(Aim of the exercise) Gather every line of the items below that contains the string "denominator", with case counting.

(Records supplied)
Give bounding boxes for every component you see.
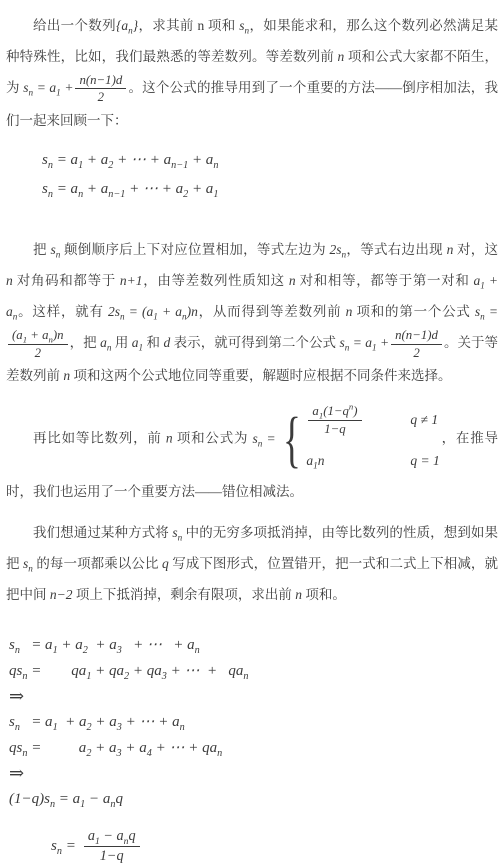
inline-math: 2sn — [330, 242, 347, 257]
fraction-numerator: a1 − anq — [84, 828, 140, 846]
inline-math: sn — [50, 242, 60, 257]
text-run: 项上下抵消掉，剩余有限项，求出前 — [73, 587, 296, 602]
text-run: 对角码和都等于 — [13, 273, 120, 288]
text-run: 项和的第一个公式 — [352, 304, 475, 319]
fraction: a1(1−qn)1−q — [308, 404, 361, 437]
paragraph-reverse-addition-method: 把 sn 颠倒顺序后上下对应位置相加，等式左边为 2sn，等式右边出现 n 对，… — [6, 234, 498, 391]
implies-arrow-1: ⇒ — [9, 684, 498, 709]
text-run: 我们想通过某种方式将 — [33, 525, 172, 540]
text-run: 项和公式为 — [173, 431, 253, 446]
inline-math: a1 — [132, 335, 143, 350]
text-run: 表示，就可得到第二个公式 — [170, 335, 339, 350]
text-run: 的每一项都乘以公比 — [33, 556, 162, 571]
final-result-fraction: a1 − anq 1−q — [84, 828, 140, 864]
text-run: 对，这 — [453, 242, 498, 257]
fraction-denominator: 2 — [391, 345, 442, 361]
left-brace: { — [283, 414, 301, 467]
inline-math: sn = — [475, 304, 498, 319]
text-run: 。这样，就有 — [17, 304, 108, 319]
inline-math: n — [295, 587, 302, 602]
cases-rows: a1(1−qn)1−qq ≠ 1a1nq = 1 — [306, 403, 439, 476]
inline-math: sn = — [253, 431, 276, 446]
inline-math: n — [166, 431, 173, 446]
inline-math: sn — [239, 18, 249, 33]
fraction-numerator: (a1 + an)n — [8, 328, 68, 345]
paragraph-intro-arithmetic: 给出一个数列{an}，求其前 n 项和 sn，如果能求和，那么这个数列必然满足某… — [6, 10, 498, 136]
equation-sn-reversed: sn = an + an−1 + ⋯ + a2 + a1 — [42, 175, 498, 204]
fraction: n(n−1)d2 — [75, 73, 126, 106]
cases-expression: a1(1−qn)1−q — [306, 403, 394, 436]
text-run: 和 — [143, 335, 163, 350]
equation-sn-forward: sn = a1 + a2 + ⋯ + an−1 + an — [42, 146, 498, 175]
inline-math: sn = a1 + — [23, 80, 73, 95]
inline-math: {an} — [116, 18, 138, 33]
text-run: 对和相等，都等于第一对和 — [296, 273, 474, 288]
text-run: ，由等差数列性质知这 — [143, 273, 289, 288]
cases-row: a1(1−qn)1−qq ≠ 1 — [306, 403, 439, 436]
equation-sn-expanded-1: sn = a1 + a2 + a3 + ⋯ + an — [9, 632, 498, 658]
equation-final-result: sn = a1 − anq 1−q — [51, 828, 498, 864]
implies-arrow-2: ⇒ — [9, 761, 498, 786]
cases-condition: q = 1 — [410, 445, 439, 476]
fraction: (a1 + an)n2 — [8, 328, 68, 361]
cases-condition: q ≠ 1 — [410, 404, 438, 435]
equation-sn-expanded-2: sn = a1 + a2 + a3 + ⋯ + an — [9, 709, 498, 735]
text-run: ，求其前 n 项和 — [138, 18, 239, 33]
text-run: 颠倒顺序后上下对应位置相加，等式左边为 — [60, 242, 329, 257]
derivation-block: sn = a1 + a2 + a3 + ⋯ + an qsn = qa1 + q… — [9, 632, 498, 864]
text-run: ，等式右边出现 — [346, 242, 446, 257]
text-run: 给出一个数列 — [33, 18, 116, 33]
text-run: 项和这两个公式地位同等重要，解题时应根据不同条件来选择。 — [70, 368, 451, 383]
cases-row: a1nq = 1 — [306, 445, 439, 476]
final-result-lhs: sn = — [51, 838, 76, 855]
inline-math: an — [100, 335, 111, 350]
fraction: n(n−1)d2 — [391, 328, 442, 361]
text-run: ，从而得到等差数列前 — [198, 304, 346, 319]
text-run: 把 — [33, 242, 50, 257]
text-run: ，把 — [70, 335, 101, 350]
equation-one-minus-q-sn: (1−q)sn = a1 − anq — [9, 786, 498, 812]
cases-expression: a1n — [306, 445, 394, 476]
inline-math: n−2 — [50, 587, 73, 602]
fraction-denominator: 2 — [75, 89, 126, 105]
inline-math: n+1 — [120, 273, 143, 288]
document-page: { "page": { "background": "#ffffff", "te… — [0, 0, 504, 864]
inline-math: sn — [23, 556, 33, 571]
text-run: 再比如等比数列，前 — [33, 431, 166, 446]
reversal-equations-block: sn = a1 + a2 + ⋯ + an−1 + an sn = an + a… — [42, 146, 498, 204]
inline-math: n — [6, 273, 13, 288]
fraction-denominator: 2 — [8, 345, 68, 361]
inline-math: sn = a1 + — [339, 335, 389, 350]
fraction-denominator: 1−q — [84, 847, 140, 864]
inline-math: n — [289, 273, 296, 288]
piecewise-cases: {a1(1−qn)1−qq ≠ 1a1nq = 1 — [277, 403, 440, 476]
fraction-numerator: n(n−1)d — [391, 328, 442, 345]
inline-math: q — [162, 556, 169, 571]
text-run: 用 — [111, 335, 131, 350]
paragraph-geometric-sum-formula: 再比如等比数列，前 n 项和公式为 sn ={a1(1−qn)1−qq ≠ 1a… — [6, 403, 498, 507]
paragraph-dislocation-subtraction: 我们想通过某种方式将 sn 中的无穷多项抵消掉，由等比数列的性质，想到如果把 s… — [6, 517, 498, 610]
equation-qsn-expanded-1: qsn = qa1 + qa2 + qa3 + ⋯ + qan — [9, 658, 498, 684]
inline-math: 2sn = (a1 + an)n — [108, 304, 198, 319]
inline-math: sn — [172, 525, 182, 540]
fraction-numerator: a1(1−qn) — [308, 404, 361, 421]
text-run: 项和。 — [302, 587, 346, 602]
fraction-numerator: n(n−1)d — [75, 73, 126, 90]
equation-qsn-shifted: qsn = a2 + a3 + a4 + ⋯ + qan — [9, 735, 498, 761]
fraction-denominator: 1−q — [308, 421, 361, 437]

(Expected output)
fraction-denominator: 2 — [391, 345, 442, 361]
fraction-denominator: 2 — [75, 89, 126, 105]
fraction-denominator: 2 — [8, 345, 68, 361]
fraction-denominator: 1−q — [84, 847, 140, 864]
fraction-denominator: 1−q — [308, 421, 361, 437]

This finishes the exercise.